*TASK DETAILS*. Copy every line with the string "title" in it.

+ + +

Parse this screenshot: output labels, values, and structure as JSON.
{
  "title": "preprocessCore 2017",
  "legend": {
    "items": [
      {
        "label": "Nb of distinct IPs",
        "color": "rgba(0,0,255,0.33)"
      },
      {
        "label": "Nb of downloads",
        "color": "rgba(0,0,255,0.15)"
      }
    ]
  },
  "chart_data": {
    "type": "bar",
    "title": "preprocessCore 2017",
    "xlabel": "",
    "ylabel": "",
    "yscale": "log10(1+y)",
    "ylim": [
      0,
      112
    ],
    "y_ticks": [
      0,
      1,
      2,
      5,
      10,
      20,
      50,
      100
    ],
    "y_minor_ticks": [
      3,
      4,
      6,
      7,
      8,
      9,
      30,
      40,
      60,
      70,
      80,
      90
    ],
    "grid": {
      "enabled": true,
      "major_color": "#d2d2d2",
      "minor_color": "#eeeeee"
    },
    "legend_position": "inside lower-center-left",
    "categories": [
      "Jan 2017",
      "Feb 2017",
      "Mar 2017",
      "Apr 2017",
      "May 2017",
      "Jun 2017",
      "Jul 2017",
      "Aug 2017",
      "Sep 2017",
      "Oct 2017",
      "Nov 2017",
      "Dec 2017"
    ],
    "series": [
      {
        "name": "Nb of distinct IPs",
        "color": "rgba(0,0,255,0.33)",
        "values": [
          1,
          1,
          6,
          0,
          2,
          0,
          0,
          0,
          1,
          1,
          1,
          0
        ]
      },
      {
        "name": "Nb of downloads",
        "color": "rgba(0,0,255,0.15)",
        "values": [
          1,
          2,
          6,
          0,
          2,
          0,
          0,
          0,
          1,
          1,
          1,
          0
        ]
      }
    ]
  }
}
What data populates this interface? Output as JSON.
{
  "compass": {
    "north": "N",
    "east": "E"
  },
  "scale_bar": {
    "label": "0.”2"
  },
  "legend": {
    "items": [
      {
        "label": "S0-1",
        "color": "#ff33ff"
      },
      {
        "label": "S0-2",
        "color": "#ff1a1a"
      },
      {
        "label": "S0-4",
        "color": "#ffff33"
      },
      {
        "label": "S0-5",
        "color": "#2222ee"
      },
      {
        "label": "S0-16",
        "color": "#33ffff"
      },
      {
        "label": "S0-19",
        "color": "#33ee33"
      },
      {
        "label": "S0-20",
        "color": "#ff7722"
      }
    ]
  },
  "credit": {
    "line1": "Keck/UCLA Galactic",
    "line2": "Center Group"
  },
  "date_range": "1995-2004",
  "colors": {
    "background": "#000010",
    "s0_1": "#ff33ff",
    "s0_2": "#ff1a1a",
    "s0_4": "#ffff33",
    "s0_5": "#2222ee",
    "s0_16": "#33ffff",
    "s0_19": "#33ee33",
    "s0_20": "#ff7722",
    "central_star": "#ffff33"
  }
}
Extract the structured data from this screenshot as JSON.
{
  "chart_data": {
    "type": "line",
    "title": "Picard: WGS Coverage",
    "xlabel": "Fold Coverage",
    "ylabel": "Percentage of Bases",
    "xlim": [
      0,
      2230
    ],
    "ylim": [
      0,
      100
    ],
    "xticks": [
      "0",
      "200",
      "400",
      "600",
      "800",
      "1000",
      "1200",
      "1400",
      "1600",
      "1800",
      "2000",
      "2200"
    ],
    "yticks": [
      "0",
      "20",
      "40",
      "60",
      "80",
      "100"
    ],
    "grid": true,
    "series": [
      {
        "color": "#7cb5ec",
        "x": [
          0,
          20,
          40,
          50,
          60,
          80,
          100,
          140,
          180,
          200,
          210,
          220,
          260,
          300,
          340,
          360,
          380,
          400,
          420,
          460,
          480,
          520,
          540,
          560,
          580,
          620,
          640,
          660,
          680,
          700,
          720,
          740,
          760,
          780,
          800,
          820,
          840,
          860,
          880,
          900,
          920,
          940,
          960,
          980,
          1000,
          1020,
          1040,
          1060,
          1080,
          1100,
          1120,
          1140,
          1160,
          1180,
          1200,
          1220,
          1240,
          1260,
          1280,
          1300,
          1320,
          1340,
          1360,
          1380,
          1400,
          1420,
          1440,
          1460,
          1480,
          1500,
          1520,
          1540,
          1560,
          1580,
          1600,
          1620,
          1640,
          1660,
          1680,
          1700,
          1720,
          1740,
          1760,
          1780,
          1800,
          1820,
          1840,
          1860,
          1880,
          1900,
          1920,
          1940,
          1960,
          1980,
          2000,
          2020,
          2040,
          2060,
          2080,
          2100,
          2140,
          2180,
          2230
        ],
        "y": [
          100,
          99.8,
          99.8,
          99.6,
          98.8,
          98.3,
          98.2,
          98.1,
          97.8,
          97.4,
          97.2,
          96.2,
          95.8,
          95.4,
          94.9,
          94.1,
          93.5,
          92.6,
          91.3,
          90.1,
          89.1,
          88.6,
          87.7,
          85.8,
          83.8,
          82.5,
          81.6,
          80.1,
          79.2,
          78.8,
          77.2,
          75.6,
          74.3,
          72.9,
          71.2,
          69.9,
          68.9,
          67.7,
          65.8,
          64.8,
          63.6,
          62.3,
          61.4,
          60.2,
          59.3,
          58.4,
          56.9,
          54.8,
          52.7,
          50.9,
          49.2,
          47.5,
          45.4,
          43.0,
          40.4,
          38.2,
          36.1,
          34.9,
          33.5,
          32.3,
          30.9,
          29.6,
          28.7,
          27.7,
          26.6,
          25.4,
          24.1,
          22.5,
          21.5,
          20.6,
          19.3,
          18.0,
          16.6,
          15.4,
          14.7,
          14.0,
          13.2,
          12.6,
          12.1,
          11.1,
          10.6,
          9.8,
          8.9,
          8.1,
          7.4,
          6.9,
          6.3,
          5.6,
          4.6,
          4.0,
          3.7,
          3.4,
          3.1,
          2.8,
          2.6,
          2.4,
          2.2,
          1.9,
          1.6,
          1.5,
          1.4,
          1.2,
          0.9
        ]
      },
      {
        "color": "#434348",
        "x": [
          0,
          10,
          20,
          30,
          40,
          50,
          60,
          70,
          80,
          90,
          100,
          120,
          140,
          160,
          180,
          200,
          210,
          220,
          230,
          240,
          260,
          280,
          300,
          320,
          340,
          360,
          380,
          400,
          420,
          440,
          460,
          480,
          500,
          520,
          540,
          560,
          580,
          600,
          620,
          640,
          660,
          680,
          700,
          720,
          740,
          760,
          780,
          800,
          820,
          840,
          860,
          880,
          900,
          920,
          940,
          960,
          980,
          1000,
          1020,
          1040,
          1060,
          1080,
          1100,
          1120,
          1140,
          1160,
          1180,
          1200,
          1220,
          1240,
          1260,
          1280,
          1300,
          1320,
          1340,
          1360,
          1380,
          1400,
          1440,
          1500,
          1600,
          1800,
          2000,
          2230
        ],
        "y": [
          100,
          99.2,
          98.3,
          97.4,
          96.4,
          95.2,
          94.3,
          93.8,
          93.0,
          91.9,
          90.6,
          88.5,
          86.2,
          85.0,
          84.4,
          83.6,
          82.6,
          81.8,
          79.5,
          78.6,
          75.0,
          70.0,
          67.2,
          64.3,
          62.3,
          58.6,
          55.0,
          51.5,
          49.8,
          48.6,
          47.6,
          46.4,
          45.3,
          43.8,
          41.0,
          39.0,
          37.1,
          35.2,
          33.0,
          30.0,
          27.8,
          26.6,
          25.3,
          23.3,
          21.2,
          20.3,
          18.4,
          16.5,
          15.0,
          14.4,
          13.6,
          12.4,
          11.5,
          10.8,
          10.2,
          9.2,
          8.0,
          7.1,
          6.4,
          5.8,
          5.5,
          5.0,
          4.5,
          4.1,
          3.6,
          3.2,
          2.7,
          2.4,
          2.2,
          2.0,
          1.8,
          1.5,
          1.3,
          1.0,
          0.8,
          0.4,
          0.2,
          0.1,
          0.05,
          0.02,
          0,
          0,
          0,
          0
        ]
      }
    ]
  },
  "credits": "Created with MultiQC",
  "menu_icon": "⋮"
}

+ + +

*PROBLEM SOLUTION*.
  "title": "preprocessCore 2017",
    "title": "preprocessCore 2017",
    "title": "Picard: WGS Coverage",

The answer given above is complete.